▶ _Work to be completed_:
Without the pictures, return all of the material exactly as written.
+ + + + + + +
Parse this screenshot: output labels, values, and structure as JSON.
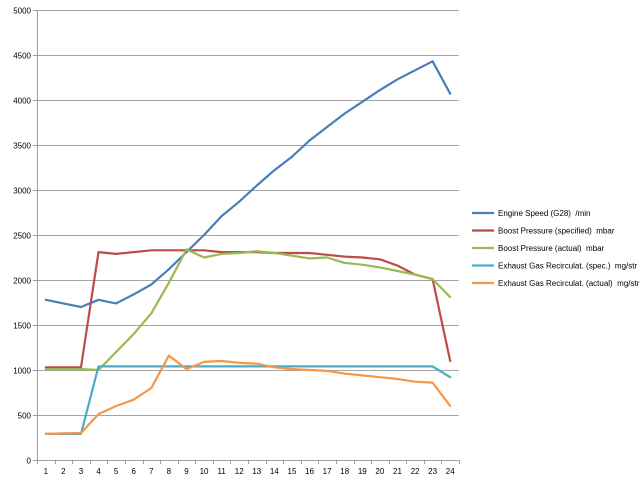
{
  "chart_data": {
    "type": "line",
    "title": "",
    "xlabel": "",
    "ylabel": "",
    "x": [
      1,
      2,
      3,
      4,
      5,
      6,
      7,
      8,
      9,
      10,
      11,
      12,
      13,
      14,
      15,
      16,
      17,
      18,
      19,
      20,
      21,
      22,
      23,
      24
    ],
    "ylim": [
      0,
      5000
    ],
    "yticks": [
      0,
      500,
      1000,
      1500,
      2000,
      2500,
      3000,
      3500,
      4000,
      4500,
      5000
    ],
    "grid": "horizontal",
    "legend_position": "right",
    "series": [
      {
        "name": "Engine Speed (G28)  /min",
        "color": "#4a7ebb",
        "values": [
          1780,
          1740,
          1700,
          1780,
          1740,
          1840,
          1950,
          2120,
          2310,
          2500,
          2710,
          2870,
          3050,
          3220,
          3370,
          3550,
          3700,
          3850,
          3980,
          4110,
          4230,
          4330,
          4430,
          4070
        ]
      },
      {
        "name": "Boost Pressure (specified)  mbar",
        "color": "#be4b48",
        "values": [
          1030,
          1030,
          1030,
          2310,
          2290,
          2310,
          2330,
          2330,
          2330,
          2330,
          2310,
          2310,
          2310,
          2300,
          2300,
          2300,
          2280,
          2260,
          2250,
          2230,
          2160,
          2060,
          2010,
          1100
        ]
      },
      {
        "name": "Boost Pressure (actual)  mbar",
        "color": "#98b954",
        "values": [
          1010,
          1010,
          1010,
          1000,
          1200,
          1400,
          1630,
          1970,
          2340,
          2250,
          2290,
          2300,
          2320,
          2300,
          2270,
          2240,
          2250,
          2190,
          2170,
          2140,
          2100,
          2060,
          2010,
          1810
        ]
      },
      {
        "name": "Exhaust Gas Recirculat. (spec.)  mg/str",
        "color": "#4bacc6",
        "values": [
          290,
          290,
          290,
          1040,
          1040,
          1040,
          1040,
          1040,
          1040,
          1040,
          1040,
          1040,
          1040,
          1040,
          1040,
          1040,
          1040,
          1040,
          1040,
          1040,
          1040,
          1040,
          1040,
          920
        ]
      },
      {
        "name": "Exhaust Gas Recirculat. (actual)  mg/str",
        "color": "#f79646",
        "values": [
          290,
          295,
          300,
          510,
          600,
          670,
          800,
          1160,
          1010,
          1090,
          1100,
          1080,
          1070,
          1030,
          1010,
          1000,
          990,
          960,
          940,
          920,
          900,
          870,
          860,
          600
        ]
      }
    ]
  }
}
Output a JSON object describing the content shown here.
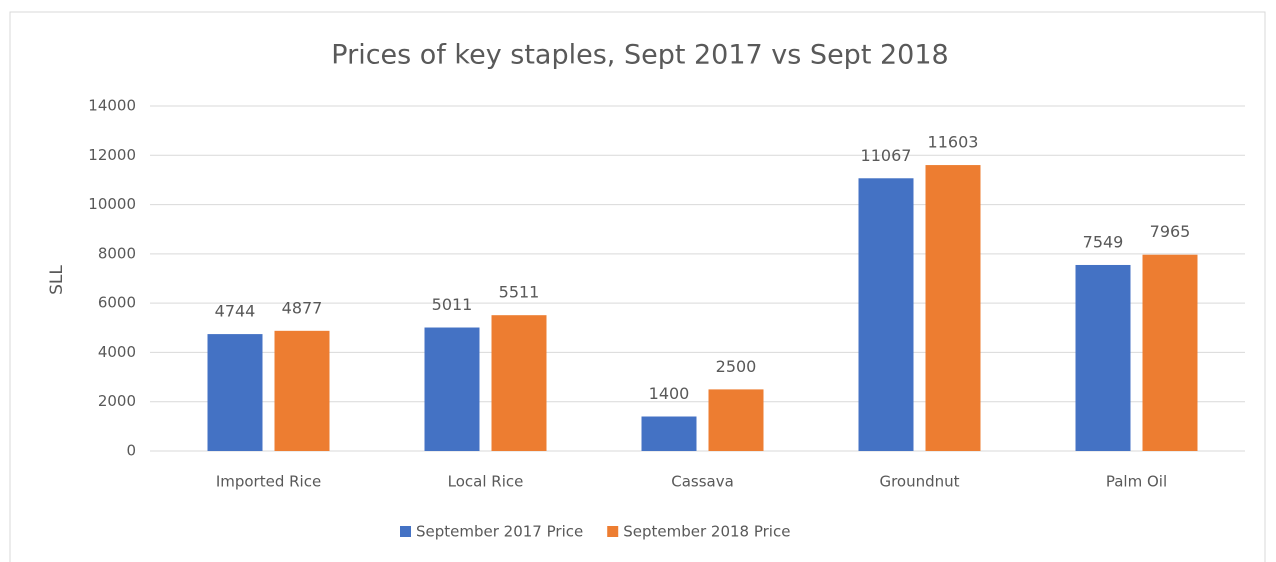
{
  "chart_data": {
    "type": "bar",
    "title": "Prices of key staples, Sept 2017 vs Sept 2018",
    "y_label": "SLL",
    "categories": [
      "Imported Rice",
      "Local Rice",
      "Cassava",
      "Groundnut",
      "Palm Oil"
    ],
    "series": [
      {
        "name": "September 2017 Price",
        "color": "#4472c4",
        "values": [
          4744,
          5011,
          1400,
          11067,
          7549
        ]
      },
      {
        "name": "September 2018 Price",
        "color": "#ed7d31",
        "values": [
          4877,
          5511,
          2500,
          11603,
          7965
        ]
      }
    ],
    "ylim": [
      0,
      14000
    ],
    "yticks": [
      0,
      2000,
      4000,
      6000,
      8000,
      10000,
      12000,
      14000
    ],
    "grid": true,
    "legend": "bottom"
  }
}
+ + + + + + +
▶ _Correct response_:
Parse this screenshot: output labels, values, and structure as JSON.
{
  "chart_data": {
    "type": "line",
    "title": "",
    "xlabel": "",
    "ylabel": "",
    "x": [
      1,
      2,
      3,
      4,
      5,
      6,
      7,
      8,
      9,
      10,
      11,
      12,
      13,
      14,
      15,
      16,
      17,
      18,
      19,
      20,
      21,
      22,
      23,
      24
    ],
    "ylim": [
      0,
      5000
    ],
    "yticks": [
      0,
      500,
      1000,
      1500,
      2000,
      2500,
      3000,
      3500,
      4000,
      4500,
      5000
    ],
    "grid": "horizontal",
    "legend_position": "right",
    "series": [
      {
        "name": "Engine Speed (G28)  /min",
        "color": "#4a7ebb",
        "values": [
          1780,
          1740,
          1700,
          1780,
          1740,
          1840,
          1950,
          2120,
          2310,
          2500,
          2710,
          2870,
          3050,
          3220,
          3370,
          3550,
          3700,
          3850,
          3980,
          4110,
          4230,
          4330,
          4430,
          4070
        ]
      },
      {
        "name": "Boost Pressure (specified)  mbar",
        "color": "#be4b48",
        "values": [
          1030,
          1030,
          1030,
          2310,
          2290,
          2310,
          2330,
          2330,
          2330,
          2330,
          2310,
          2310,
          2310,
          2300,
          2300,
          2300,
          2280,
          2260,
          2250,
          2230,
          2160,
          2060,
          2010,
          1100
        ]
      },
      {
        "name": "Boost Pressure (actual)  mbar",
        "color": "#98b954",
        "values": [
          1010,
          1010,
          1010,
          1000,
          1200,
          1400,
          1630,
          1970,
          2340,
          2250,
          2290,
          2300,
          2320,
          2300,
          2270,
          2240,
          2250,
          2190,
          2170,
          2140,
          2100,
          2060,
          2010,
          1810
        ]
      },
      {
        "name": "Exhaust Gas Recirculat. (spec.)  mg/str",
        "color": "#4bacc6",
        "values": [
          290,
          290,
          290,
          1040,
          1040,
          1040,
          1040,
          1040,
          1040,
          1040,
          1040,
          1040,
          1040,
          1040,
          1040,
          1040,
          1040,
          1040,
          1040,
          1040,
          1040,
          1040,
          1040,
          920
        ]
      },
      {
        "name": "Exhaust Gas Recirculat. (actual)  mg/str",
        "color": "#f79646",
        "values": [
          290,
          295,
          300,
          510,
          600,
          670,
          800,
          1160,
          1010,
          1090,
          1100,
          1080,
          1070,
          1030,
          1010,
          1000,
          990,
          960,
          940,
          920,
          900,
          870,
          860,
          600
        ]
      }
    ]
  }
}
Output a JSON object describing the content shown here.
{
  "chart_data": {
    "type": "bar",
    "title": "Prices of key staples, Sept 2017 vs Sept 2018",
    "y_label": "SLL",
    "categories": [
      "Imported Rice",
      "Local Rice",
      "Cassava",
      "Groundnut",
      "Palm Oil"
    ],
    "series": [
      {
        "name": "September 2017 Price",
        "color": "#4472c4",
        "values": [
          4744,
          5011,
          1400,
          11067,
          7549
        ]
      },
      {
        "name": "September 2018 Price",
        "color": "#ed7d31",
        "values": [
          4877,
          5511,
          2500,
          11603,
          7965
        ]
      }
    ],
    "ylim": [
      0,
      14000
    ],
    "yticks": [
      0,
      2000,
      4000,
      6000,
      8000,
      10000,
      12000,
      14000
    ],
    "grid": true,
    "legend": "bottom"
  }
}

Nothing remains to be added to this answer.